TO-DO LIST —
1 > In the forum thread about building model frames from sheet plastic, what length and width are the ABS or PVC sheets bought from "Tower Hobbies"?
2 > Continue the forum thread about building model frames from sheet plastic, picking up after its final sentence.

TEXT TO READ —
----------------------------------------
If you need further "like interests - Ace models" assistance from Me,.. you can PM me any time Joe! 

Dirk - DMS Ry.


----------



## Enginear (Jul 29, 2008)

Is there a source of sheet plastic that's longer than 12"? Has anybody used sheet acrylic or plexiglass for models frame or body?? I'm looking around for something to scratch build the frame out of. I know I could join smaller pieces but it would seem easier and stronger to have the correct lengths? Metal pieces seem tougher to work with? Thanks, Joe


----------



## SD90WLMT (Feb 16, 2010)

Joe, There are many plastic suppliers, I do not know all of them, so others can help here... 

I do get 21" long sheets from "Tower Hobbies", either ABS or PVC sheets, which are 8" wide... 

This is what I have used to make a loco frame from. But what you really need to know are things like how high off the rail your deck surface is, how tall the mounting or top point is for the power truck bolster. Using the relationship between these 2 items gives you an idea of internal frame offset in the truck frame areas. You can figure your frame thickness from this exercise also. 

I have very successfully used .080" & .060" ABS ( which is stronger than PVC material is ) to construct a frame. I also use a lamination layer effect to make a frame stronger, from multiple parts - thus working from a smaller base sheet to start with. And I also use overlapping intersections for parts that are perpendicular to the main deck surface, to increase joint strength. 

I have built a test car using 1/4" plexiglass, glued up with super glues - Medium "Jet". Plexiglass comes from places like H.D. or Lowe's or plastic suppliers.
----------------------------------------
SUPPLIED MATERIAL —
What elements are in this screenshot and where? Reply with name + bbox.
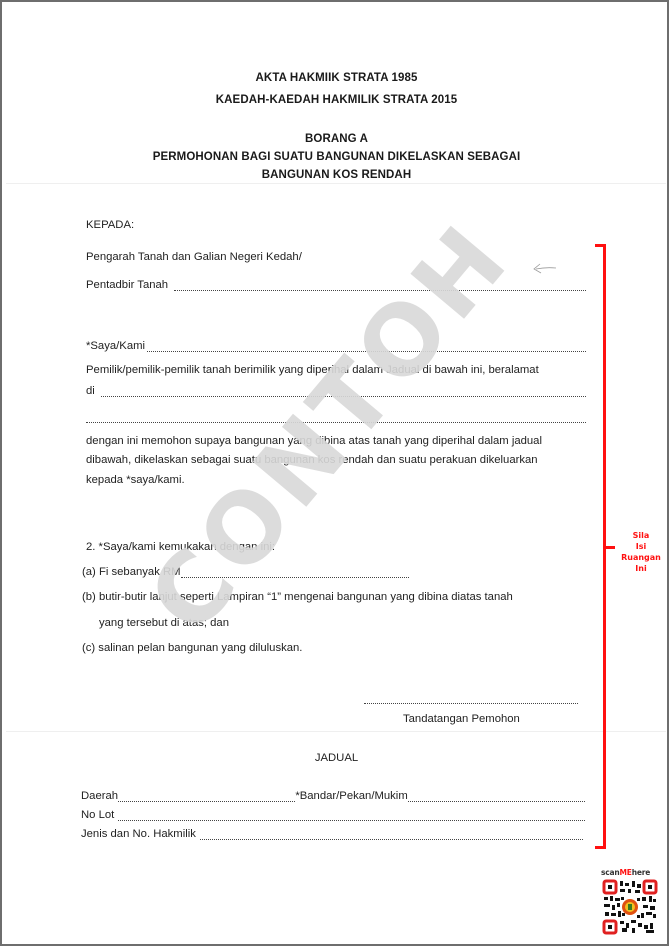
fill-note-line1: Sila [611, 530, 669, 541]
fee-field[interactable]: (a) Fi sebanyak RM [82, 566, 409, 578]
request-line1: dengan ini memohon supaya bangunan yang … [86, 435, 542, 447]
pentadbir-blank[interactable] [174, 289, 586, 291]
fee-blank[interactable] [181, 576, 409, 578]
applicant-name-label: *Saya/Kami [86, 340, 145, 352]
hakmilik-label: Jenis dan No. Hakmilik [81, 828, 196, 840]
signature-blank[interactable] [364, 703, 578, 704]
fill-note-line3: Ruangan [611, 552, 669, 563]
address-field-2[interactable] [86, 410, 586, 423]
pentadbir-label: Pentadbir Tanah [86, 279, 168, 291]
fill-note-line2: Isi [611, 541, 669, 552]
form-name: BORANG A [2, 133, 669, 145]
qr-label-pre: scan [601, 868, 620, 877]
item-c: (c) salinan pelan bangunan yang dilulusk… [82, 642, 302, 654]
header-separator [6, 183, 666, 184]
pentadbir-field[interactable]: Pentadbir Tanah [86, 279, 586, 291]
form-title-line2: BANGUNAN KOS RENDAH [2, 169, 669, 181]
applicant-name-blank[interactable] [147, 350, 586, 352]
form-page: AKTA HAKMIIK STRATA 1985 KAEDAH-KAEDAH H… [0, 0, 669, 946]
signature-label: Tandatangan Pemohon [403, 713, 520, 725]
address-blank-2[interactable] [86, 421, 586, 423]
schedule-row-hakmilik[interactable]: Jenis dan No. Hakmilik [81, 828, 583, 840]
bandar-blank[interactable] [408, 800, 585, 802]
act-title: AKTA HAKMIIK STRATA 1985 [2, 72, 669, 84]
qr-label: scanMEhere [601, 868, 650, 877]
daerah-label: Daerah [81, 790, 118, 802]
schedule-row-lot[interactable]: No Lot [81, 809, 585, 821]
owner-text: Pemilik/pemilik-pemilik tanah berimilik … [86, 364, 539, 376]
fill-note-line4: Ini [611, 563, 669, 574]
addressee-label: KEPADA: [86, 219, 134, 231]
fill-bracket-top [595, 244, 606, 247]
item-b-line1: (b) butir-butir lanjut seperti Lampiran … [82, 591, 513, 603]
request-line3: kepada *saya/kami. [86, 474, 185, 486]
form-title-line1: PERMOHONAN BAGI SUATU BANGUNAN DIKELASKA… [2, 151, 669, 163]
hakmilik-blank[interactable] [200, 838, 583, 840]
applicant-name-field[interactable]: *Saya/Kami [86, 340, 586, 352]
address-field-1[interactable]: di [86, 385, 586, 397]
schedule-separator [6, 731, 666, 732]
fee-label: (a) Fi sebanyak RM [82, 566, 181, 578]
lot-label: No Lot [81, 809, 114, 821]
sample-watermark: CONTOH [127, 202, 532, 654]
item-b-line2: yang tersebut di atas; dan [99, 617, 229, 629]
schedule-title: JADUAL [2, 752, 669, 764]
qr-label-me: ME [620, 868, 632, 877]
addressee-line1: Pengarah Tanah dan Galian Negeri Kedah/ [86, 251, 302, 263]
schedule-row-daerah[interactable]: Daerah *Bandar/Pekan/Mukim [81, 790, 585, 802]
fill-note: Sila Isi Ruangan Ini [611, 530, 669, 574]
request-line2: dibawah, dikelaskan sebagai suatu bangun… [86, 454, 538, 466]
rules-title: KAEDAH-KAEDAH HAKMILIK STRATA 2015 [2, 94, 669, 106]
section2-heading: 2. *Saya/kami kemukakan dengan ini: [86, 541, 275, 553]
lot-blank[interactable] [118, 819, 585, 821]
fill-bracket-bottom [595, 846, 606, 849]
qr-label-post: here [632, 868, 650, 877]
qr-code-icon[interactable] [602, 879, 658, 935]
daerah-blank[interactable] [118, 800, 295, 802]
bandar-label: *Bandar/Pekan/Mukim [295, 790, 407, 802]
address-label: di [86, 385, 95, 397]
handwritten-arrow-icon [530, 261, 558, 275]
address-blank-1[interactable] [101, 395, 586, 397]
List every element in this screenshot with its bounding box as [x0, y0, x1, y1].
----------------------------------------
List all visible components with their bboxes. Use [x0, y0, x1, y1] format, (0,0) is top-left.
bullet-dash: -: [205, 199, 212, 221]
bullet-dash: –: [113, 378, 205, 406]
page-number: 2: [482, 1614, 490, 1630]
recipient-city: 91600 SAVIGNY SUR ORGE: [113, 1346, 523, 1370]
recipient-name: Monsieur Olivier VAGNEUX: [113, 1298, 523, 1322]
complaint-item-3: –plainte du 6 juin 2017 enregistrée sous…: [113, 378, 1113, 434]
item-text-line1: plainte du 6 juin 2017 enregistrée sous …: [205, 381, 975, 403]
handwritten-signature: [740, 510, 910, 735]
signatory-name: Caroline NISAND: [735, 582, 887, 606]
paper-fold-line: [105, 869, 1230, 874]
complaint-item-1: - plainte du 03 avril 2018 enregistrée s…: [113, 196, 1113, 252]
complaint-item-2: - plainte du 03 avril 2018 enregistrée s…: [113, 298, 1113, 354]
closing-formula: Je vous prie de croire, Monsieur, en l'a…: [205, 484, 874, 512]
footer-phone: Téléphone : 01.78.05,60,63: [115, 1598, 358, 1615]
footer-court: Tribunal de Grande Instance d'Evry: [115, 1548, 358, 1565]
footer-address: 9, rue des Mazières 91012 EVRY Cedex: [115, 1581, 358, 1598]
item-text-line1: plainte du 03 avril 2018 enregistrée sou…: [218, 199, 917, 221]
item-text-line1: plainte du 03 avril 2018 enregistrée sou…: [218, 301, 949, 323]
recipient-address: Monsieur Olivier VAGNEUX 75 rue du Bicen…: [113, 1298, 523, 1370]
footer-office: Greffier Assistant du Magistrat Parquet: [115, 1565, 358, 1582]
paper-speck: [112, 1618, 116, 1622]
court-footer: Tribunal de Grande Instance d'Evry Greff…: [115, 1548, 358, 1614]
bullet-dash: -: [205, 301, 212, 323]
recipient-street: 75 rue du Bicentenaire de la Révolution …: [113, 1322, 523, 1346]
----------------------------------------
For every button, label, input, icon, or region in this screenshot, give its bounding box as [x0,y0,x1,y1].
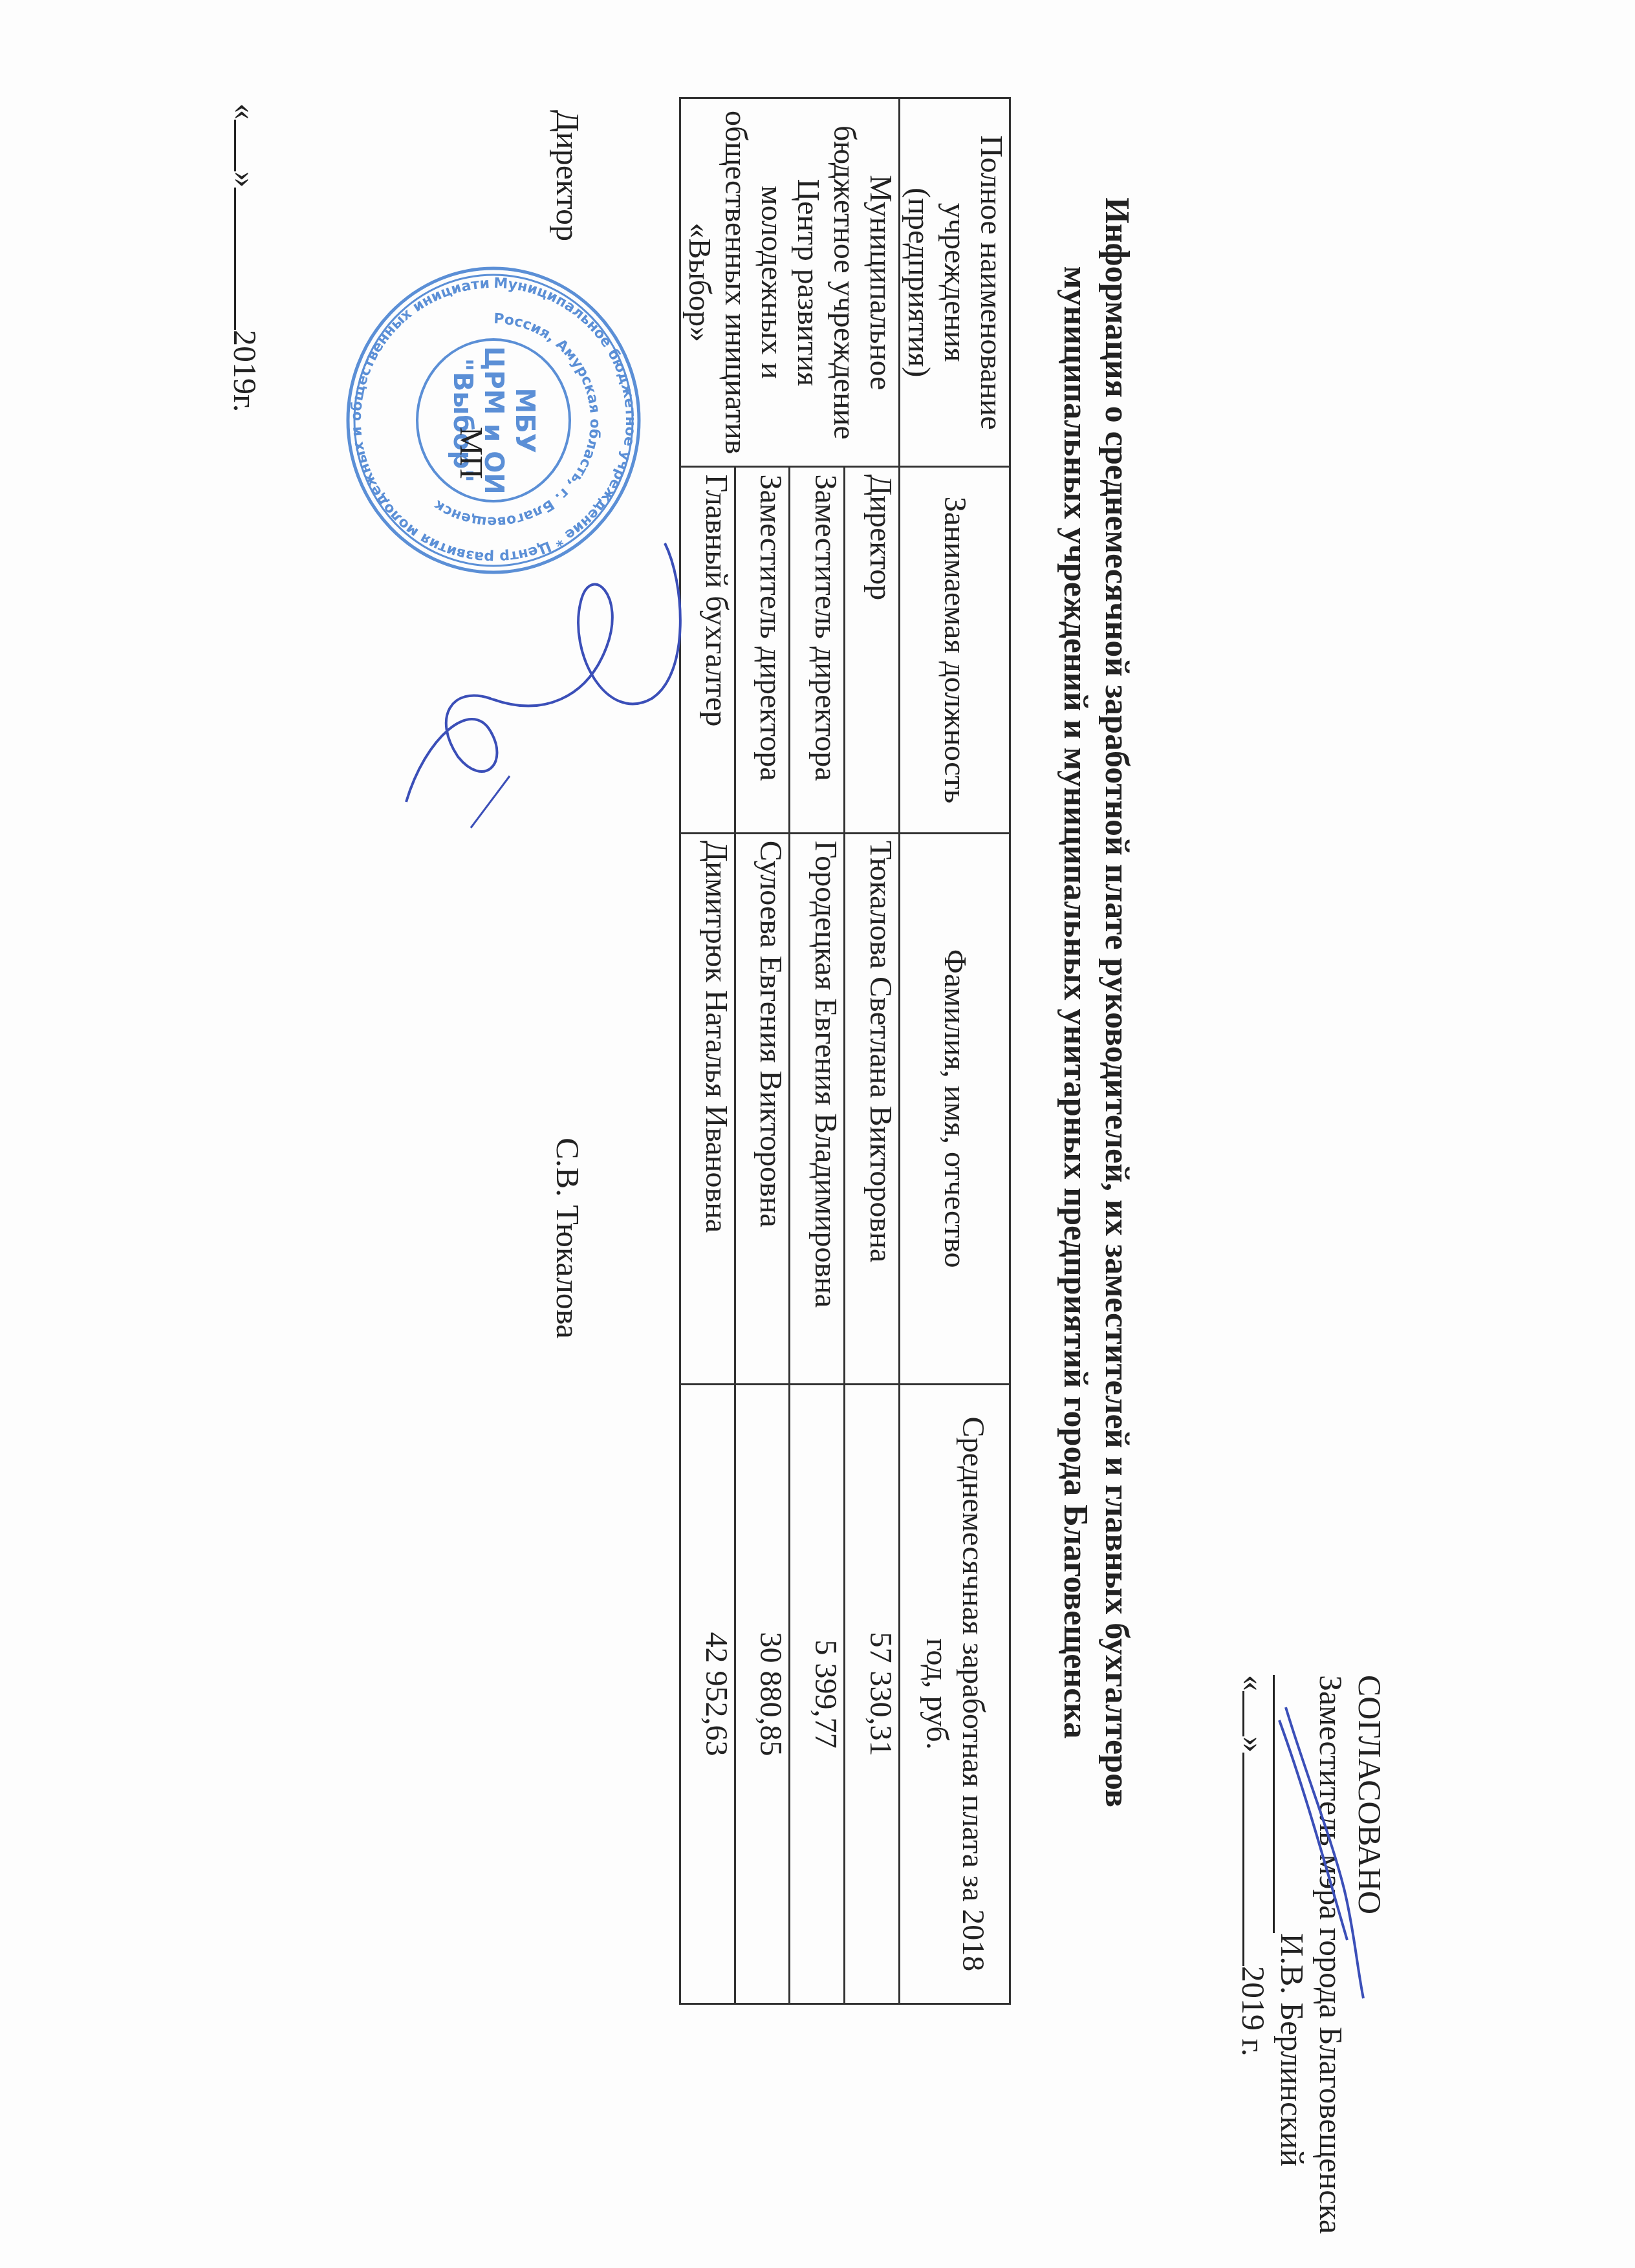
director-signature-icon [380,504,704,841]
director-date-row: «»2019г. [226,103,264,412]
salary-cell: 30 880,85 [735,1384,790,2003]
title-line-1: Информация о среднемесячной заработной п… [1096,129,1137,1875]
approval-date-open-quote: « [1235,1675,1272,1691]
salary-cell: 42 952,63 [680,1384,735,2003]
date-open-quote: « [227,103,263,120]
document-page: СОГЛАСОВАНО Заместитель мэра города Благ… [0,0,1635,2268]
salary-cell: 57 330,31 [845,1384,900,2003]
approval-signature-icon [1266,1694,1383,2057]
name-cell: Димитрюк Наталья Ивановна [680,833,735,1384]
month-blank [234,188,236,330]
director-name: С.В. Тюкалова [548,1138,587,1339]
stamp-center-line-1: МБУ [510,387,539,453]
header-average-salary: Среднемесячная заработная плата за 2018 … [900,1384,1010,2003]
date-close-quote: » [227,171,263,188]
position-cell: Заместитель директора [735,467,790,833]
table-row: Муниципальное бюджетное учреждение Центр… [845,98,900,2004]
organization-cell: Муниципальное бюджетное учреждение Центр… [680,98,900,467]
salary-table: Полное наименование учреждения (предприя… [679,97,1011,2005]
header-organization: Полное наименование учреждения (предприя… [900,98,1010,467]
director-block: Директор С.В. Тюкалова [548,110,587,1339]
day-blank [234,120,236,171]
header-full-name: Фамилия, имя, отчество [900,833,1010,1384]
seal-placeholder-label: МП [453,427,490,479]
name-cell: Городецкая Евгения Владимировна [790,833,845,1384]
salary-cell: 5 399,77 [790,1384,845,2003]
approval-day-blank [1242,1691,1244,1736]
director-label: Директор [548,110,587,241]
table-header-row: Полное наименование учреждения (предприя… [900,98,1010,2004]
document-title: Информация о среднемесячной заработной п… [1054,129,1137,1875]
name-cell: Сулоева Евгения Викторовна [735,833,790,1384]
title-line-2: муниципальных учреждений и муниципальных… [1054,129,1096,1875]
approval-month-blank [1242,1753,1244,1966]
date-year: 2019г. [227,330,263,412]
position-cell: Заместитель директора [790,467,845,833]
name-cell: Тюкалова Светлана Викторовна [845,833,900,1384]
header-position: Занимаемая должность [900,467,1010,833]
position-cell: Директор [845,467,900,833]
----------------------------------------
FINAL RESULTS —
1 > They are 21" long and 8" wide.

2 >
I learned from the "don't ask how I know this" about not "mixing plastic and metal" to build a loco frame.... I have a DDA40X frame I have built, using both 2 of A/C frames & 1/2" aluminum angle to stiffen the very long frame, which seemed to work at the time. However as the seasons changed and temps varied I learned they have different thermal expansion values, which caused the frame to bow depending on a given temp .. not the best - I did get around this issue and have a solid frame now, - but in the future will not mix materials again!! 

Also Joe, I recall you mentioned not having the side frames yet... You need the side frames to design the frame itself, and provide proper truck clearances. 

Dirk = DMS Ry.


----------



## SD90WLMT (Feb 16, 2010)

Joe, 

......."can some one tell me how long a USA SD70Mac frame is? Is the frame 26 1/4" pilot face to pilot face or close?" 

Mine is 29 inches - even....! pilot to pilot. And a correct ACe will be a bit longer still..............

Dirk - DMS Ry.


----------



## Police1987 (Jun 16, 2012)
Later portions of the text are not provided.